[start Record extracts]
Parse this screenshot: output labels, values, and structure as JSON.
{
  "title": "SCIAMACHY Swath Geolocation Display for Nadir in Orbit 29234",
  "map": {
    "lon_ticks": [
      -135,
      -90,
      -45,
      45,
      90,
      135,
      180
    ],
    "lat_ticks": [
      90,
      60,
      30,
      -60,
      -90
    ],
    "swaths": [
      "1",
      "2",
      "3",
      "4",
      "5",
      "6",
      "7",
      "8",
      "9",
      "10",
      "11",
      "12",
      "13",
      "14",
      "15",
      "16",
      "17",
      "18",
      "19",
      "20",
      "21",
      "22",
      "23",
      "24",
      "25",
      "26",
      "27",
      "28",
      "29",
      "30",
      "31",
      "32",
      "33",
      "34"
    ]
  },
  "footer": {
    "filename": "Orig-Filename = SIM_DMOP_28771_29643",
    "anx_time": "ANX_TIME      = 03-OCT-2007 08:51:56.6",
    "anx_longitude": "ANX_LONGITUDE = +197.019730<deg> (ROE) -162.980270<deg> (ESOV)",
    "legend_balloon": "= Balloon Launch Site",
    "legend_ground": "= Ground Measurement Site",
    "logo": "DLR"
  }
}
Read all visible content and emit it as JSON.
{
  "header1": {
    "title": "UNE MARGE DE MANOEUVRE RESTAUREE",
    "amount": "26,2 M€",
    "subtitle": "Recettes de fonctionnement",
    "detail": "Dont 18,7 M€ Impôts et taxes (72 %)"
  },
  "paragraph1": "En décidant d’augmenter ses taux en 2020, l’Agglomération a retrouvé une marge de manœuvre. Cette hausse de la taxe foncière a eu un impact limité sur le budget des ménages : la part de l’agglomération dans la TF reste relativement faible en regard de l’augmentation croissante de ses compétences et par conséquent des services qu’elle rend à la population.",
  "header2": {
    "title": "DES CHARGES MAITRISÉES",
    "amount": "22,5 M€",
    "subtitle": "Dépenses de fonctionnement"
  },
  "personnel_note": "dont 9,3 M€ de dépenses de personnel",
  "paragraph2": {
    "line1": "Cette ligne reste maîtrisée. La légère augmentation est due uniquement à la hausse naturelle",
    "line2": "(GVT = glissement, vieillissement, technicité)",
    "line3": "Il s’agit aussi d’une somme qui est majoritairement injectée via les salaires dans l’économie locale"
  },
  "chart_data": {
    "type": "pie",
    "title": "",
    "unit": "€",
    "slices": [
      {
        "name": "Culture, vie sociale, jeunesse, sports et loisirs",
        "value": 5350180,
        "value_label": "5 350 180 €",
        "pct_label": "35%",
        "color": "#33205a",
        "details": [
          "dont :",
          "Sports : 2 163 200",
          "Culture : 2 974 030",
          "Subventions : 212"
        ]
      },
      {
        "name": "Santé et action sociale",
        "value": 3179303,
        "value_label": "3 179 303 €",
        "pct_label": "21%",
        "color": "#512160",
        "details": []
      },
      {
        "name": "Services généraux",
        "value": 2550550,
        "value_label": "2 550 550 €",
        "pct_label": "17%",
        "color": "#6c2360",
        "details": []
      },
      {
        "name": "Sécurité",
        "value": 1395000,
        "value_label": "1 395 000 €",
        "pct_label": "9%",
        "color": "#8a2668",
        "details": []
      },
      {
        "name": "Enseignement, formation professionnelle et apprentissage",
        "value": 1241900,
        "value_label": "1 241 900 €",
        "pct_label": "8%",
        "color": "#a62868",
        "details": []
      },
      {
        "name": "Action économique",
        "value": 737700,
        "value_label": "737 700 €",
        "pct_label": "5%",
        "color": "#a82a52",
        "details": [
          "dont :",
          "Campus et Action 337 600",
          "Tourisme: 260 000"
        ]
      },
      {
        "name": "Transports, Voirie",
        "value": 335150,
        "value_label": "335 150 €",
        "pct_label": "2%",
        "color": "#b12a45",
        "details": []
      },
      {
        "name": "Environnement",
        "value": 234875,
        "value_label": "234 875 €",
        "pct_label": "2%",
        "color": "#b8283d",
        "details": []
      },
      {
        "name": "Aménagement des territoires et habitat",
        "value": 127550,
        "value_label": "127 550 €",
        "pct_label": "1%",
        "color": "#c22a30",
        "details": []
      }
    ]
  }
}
[end Record extracts]
Task prompt
Identify and list each line with the word "sociale".

Full output
        "name": "Culture, vie sociale, jeunesse, sports et loisirs",
        "name": "Santé et action sociale",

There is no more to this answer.